= Entries shown =

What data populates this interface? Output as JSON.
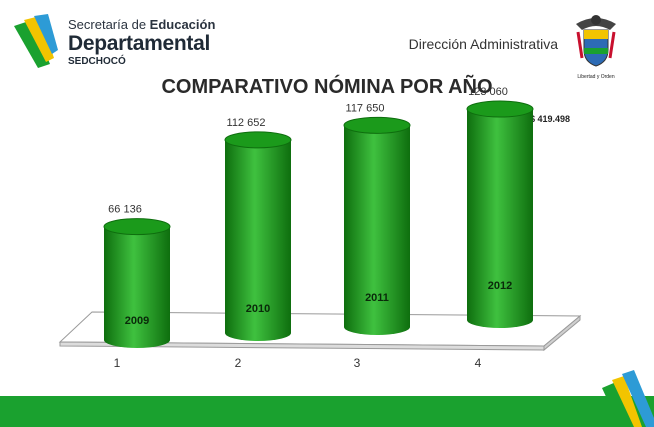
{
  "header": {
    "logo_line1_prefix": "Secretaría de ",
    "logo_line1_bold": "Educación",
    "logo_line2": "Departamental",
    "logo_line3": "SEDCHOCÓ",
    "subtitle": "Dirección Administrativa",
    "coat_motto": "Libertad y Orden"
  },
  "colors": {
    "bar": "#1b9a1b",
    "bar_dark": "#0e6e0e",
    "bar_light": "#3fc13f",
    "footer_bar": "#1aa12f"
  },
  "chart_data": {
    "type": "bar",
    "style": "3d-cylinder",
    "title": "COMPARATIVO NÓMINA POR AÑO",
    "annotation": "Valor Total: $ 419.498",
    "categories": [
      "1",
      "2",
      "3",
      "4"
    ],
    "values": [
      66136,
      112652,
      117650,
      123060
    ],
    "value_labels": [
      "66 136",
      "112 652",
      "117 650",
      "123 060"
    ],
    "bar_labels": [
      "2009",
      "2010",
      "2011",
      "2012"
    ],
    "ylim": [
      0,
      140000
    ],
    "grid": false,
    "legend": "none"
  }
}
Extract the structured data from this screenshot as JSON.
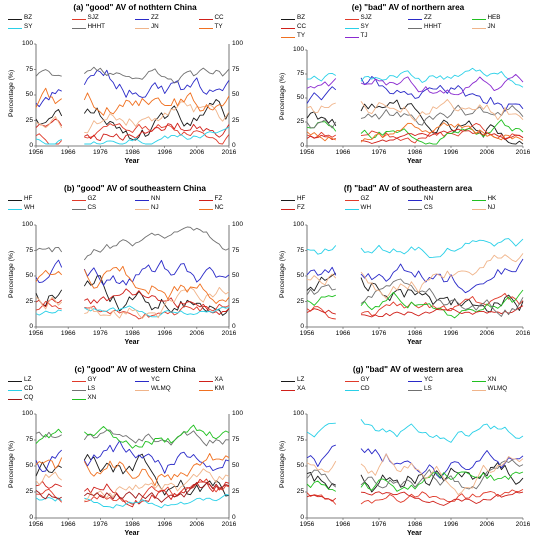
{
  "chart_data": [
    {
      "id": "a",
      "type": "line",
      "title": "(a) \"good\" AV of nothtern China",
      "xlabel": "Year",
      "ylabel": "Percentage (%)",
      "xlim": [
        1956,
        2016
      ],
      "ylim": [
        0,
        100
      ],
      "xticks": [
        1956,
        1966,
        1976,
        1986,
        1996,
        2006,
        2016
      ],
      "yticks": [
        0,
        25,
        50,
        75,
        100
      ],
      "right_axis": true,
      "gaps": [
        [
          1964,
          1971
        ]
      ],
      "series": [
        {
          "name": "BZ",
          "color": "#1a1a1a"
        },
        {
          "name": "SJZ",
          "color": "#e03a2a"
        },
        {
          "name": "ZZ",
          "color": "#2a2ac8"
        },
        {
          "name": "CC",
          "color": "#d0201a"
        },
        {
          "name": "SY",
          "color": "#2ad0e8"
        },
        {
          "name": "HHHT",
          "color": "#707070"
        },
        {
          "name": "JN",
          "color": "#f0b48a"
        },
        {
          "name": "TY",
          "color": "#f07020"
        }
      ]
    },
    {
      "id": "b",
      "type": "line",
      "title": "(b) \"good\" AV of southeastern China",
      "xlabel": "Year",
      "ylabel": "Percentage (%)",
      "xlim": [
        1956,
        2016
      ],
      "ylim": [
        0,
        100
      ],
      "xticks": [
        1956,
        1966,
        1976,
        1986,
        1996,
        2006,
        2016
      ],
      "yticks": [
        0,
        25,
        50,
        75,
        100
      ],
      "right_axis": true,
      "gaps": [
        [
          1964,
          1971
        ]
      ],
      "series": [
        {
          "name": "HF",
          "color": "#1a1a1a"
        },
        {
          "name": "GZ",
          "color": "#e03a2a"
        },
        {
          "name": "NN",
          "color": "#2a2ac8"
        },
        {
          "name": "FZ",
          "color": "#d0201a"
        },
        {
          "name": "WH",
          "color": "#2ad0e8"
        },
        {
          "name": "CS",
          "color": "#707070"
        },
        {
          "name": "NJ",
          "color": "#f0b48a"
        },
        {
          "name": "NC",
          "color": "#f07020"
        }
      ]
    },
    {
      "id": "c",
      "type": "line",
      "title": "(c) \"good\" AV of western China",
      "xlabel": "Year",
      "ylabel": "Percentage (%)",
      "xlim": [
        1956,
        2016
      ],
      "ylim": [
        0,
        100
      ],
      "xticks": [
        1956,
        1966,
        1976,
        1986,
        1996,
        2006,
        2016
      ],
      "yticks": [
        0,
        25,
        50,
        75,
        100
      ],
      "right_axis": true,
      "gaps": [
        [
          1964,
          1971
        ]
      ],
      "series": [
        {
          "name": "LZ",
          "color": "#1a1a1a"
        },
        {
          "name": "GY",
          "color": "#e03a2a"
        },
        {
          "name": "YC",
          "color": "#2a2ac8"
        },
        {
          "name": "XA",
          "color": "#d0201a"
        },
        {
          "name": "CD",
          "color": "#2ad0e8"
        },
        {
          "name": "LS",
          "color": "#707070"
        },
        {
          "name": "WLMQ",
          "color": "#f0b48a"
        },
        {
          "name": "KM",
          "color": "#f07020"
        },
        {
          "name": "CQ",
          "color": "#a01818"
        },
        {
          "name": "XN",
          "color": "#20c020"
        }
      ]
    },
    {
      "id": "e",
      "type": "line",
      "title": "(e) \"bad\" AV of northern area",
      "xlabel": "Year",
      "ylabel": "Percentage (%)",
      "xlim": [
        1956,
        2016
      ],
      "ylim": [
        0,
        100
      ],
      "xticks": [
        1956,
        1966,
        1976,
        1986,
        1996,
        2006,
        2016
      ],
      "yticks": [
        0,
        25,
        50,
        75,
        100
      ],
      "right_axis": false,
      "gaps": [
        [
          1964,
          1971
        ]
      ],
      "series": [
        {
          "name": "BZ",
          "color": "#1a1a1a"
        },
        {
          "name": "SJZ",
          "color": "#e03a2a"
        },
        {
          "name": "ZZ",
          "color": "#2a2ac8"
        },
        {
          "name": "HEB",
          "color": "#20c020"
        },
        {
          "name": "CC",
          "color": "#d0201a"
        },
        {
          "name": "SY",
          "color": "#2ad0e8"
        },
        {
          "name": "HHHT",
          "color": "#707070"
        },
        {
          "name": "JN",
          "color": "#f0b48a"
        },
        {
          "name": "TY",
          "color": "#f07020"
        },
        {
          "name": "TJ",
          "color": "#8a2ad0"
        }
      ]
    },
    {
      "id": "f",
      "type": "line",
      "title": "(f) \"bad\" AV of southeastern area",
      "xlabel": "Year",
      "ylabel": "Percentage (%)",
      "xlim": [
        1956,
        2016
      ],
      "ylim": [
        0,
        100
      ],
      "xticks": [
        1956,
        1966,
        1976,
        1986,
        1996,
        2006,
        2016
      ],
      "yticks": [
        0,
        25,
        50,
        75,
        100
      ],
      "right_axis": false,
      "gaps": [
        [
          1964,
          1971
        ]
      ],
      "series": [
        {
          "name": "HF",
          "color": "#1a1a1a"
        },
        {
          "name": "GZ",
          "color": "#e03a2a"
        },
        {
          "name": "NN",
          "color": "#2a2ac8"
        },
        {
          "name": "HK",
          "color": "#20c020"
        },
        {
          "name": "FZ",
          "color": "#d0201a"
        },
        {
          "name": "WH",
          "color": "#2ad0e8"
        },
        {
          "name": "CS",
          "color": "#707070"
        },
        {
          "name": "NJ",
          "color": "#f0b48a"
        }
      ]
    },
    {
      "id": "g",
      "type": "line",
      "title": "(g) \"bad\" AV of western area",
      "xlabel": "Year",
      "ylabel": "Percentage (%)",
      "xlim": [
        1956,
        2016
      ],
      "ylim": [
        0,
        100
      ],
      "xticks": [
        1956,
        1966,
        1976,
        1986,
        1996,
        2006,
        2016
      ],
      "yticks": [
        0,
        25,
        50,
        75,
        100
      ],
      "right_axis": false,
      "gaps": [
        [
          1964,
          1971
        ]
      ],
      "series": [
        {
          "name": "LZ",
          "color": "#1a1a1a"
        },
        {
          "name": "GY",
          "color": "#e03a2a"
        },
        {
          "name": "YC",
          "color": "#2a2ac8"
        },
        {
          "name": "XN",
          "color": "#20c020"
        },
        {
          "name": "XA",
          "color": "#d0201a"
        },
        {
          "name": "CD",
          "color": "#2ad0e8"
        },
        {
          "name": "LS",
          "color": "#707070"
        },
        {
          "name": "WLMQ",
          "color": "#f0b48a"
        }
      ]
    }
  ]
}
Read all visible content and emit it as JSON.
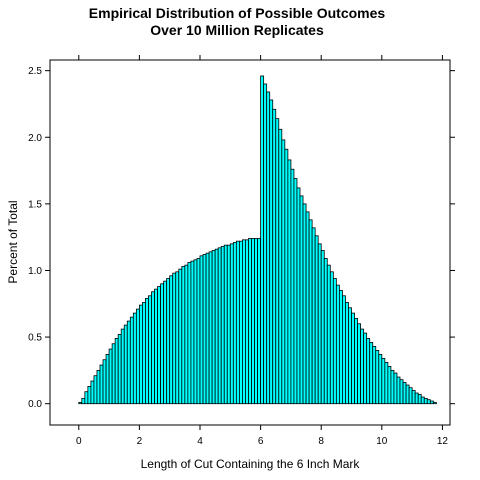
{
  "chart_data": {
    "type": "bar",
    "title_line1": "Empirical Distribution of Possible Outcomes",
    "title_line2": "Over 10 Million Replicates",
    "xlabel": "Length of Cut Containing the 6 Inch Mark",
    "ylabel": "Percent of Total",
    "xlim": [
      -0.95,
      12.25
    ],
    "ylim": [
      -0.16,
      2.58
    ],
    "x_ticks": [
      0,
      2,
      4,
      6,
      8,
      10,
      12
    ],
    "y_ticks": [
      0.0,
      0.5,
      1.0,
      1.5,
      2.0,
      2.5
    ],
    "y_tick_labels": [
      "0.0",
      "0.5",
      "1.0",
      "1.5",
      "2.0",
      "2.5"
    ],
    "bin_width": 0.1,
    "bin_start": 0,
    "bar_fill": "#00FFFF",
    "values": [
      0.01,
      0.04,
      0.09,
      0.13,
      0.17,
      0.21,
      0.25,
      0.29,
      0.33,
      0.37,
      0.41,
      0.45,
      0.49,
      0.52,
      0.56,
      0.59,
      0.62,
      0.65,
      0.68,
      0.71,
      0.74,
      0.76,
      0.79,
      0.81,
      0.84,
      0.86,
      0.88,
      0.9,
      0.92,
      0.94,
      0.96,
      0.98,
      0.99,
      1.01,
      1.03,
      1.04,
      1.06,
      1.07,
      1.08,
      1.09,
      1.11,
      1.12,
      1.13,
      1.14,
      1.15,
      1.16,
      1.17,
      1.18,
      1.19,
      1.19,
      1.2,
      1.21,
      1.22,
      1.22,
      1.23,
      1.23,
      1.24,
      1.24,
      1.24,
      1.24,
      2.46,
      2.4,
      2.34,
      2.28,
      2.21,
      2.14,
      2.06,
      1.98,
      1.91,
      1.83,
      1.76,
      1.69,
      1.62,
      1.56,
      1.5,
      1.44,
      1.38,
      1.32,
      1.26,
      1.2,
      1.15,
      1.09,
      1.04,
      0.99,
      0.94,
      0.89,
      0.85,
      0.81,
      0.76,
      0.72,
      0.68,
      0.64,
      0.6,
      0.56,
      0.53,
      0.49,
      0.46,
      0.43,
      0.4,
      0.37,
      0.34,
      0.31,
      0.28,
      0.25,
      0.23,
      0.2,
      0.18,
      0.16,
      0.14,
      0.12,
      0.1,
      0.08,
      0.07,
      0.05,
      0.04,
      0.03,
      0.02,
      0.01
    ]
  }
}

= Problem =
In the entries above, find every line with the word "JSON" and list it.

= Problem solution =
What data populates this interface? Output as JSON.
Extract the structured data from this screenshot as JSON.
Read all visible content and emit it as JSON.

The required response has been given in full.